## SUPPLIED RECORDS:
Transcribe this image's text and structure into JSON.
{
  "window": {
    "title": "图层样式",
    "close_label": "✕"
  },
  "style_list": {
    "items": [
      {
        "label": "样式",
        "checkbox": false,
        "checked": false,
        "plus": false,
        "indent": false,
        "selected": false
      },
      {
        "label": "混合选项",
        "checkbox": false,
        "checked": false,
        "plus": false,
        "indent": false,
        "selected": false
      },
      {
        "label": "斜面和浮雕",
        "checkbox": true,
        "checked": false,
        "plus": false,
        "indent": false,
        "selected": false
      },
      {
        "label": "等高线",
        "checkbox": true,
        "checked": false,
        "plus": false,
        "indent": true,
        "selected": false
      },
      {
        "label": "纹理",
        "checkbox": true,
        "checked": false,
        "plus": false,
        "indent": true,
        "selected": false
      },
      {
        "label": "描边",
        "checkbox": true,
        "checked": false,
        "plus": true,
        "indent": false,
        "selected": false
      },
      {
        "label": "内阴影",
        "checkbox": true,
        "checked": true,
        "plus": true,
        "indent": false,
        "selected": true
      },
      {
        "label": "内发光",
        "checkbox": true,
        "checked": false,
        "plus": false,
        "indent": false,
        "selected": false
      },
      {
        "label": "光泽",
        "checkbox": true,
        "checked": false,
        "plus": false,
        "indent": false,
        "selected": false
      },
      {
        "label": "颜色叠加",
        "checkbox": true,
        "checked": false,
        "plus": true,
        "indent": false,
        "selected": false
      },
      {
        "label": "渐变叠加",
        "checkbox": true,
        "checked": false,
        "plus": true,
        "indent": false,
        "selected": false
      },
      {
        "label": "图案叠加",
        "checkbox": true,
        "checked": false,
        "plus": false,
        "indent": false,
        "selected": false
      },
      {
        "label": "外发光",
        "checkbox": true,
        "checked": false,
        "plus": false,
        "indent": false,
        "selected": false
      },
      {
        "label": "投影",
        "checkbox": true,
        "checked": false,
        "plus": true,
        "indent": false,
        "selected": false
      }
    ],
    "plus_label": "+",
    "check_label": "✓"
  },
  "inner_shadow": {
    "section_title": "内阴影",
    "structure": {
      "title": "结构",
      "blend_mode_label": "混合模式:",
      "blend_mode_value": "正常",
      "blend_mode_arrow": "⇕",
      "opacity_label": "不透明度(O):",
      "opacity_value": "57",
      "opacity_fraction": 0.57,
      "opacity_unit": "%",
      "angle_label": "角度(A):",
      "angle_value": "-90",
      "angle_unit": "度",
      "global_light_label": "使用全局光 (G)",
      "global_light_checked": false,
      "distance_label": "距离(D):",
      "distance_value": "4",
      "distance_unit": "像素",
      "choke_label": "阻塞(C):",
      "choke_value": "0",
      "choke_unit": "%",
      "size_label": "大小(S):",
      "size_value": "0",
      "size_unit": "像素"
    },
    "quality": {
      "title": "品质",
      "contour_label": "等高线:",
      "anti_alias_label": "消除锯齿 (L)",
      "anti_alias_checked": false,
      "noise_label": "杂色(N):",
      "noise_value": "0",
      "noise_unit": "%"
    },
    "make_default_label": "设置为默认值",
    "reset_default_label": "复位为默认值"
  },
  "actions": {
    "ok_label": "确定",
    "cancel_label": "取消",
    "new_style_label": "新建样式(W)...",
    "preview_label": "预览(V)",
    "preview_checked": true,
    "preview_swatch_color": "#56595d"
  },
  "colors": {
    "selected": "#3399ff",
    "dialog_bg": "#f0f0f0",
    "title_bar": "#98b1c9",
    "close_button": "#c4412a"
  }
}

## THE PROBLEM:
Set down the entries verbatim, leaving none out.

## THE OUTPUT:
Transcribe this image's text and structure into JSON.
{
  "window": {
    "title": "图层样式",
    "close_label": "✕"
  },
  "style_list": {
    "items": [
      {
        "label": "样式",
        "checkbox": false,
        "checked": false,
        "plus": false,
        "indent": false,
        "selected": false
      },
      {
        "label": "混合选项",
        "checkbox": false,
        "checked": false,
        "plus": false,
        "indent": false,
        "selected": false
      },
      {
        "label": "斜面和浮雕",
        "checkbox": true,
        "checked": false,
        "plus": false,
        "indent": false,
        "selected": false
      },
      {
        "label": "等高线",
        "checkbox": true,
        "checked": false,
        "plus": false,
        "indent": true,
        "selected": false
      },
      {
        "label": "纹理",
        "checkbox": true,
        "checked": false,
        "plus": false,
        "indent": true,
        "selected": false
      },
      {
        "label": "描边",
        "checkbox": true,
        "checked": false,
        "plus": true,
        "indent": false,
        "selected": false
      },
      {
        "label": "内阴影",
        "checkbox": true,
        "checked": true,
        "plus": true,
        "indent": false,
        "selected": true
      },
      {
        "label": "内发光",
        "checkbox": true,
        "checked": false,
        "plus": false,
        "indent": false,
        "selected": false
      },
      {
        "label": "光泽",
        "checkbox": true,
        "checked": false,
        "plus": false,
        "indent": false,
        "selected": false
      },
      {
        "label": "颜色叠加",
        "checkbox": true,
        "checked": false,
        "plus": true,
        "indent": false,
        "selected": false
      },
      {
        "label": "渐变叠加",
        "checkbox": true,
        "checked": false,
        "plus": true,
        "indent": false,
        "selected": false
      },
      {
        "label": "图案叠加",
        "checkbox": true,
        "checked": false,
        "plus": false,
        "indent": false,
        "selected": false
      },
      {
        "label": "外发光",
        "checkbox": true,
        "checked": false,
        "plus": false,
        "indent": false,
        "selected": false
      },
      {
        "label": "投影",
        "checkbox": true,
        "checked": false,
        "plus": true,
        "indent": false,
        "selected": false
      }
    ],
    "plus_label": "+",
    "check_label": "✓"
  },
  "inner_shadow": {
    "section_title": "内阴影",
    "structure": {
      "title": "结构",
      "blend_mode_label": "混合模式:",
      "blend_mode_value": "正常",
      "blend_mode_arrow": "⇕",
      "opacity_label": "不透明度(O):",
      "opacity_value": "57",
      "opacity_fraction": 0.57,
      "opacity_unit": "%",
      "angle_label": "角度(A):",
      "angle_value": "-90",
      "angle_unit": "度",
      "global_light_label": "使用全局光 (G)",
      "global_light_checked": false,
      "distance_label": "距离(D):",
      "distance_value": "4",
      "distance_unit": "像素",
      "choke_label": "阻塞(C):",
      "choke_value": "0",
      "choke_unit": "%",
      "size_label": "大小(S):",
      "size_value": "0",
      "size_unit": "像素"
    },
    "quality": {
      "title": "品质",
      "contour_label": "等高线:",
      "anti_alias_label": "消除锯齿 (L)",
      "anti_alias_checked": false,
      "noise_label": "杂色(N):",
      "noise_value": "0",
      "noise_unit": "%"
    },
    "make_default_label": "设置为默认值",
    "reset_default_label": "复位为默认值"
  },
  "actions": {
    "ok_label": "确定",
    "cancel_label": "取消",
    "new_style_label": "新建样式(W)...",
    "preview_label": "预览(V)",
    "preview_checked": true,
    "preview_swatch_color": "#56595d"
  },
  "colors": {
    "selected": "#3399ff",
    "dialog_bg": "#f0f0f0",
    "title_bar": "#98b1c9",
    "close_button": "#c4412a"
  }
}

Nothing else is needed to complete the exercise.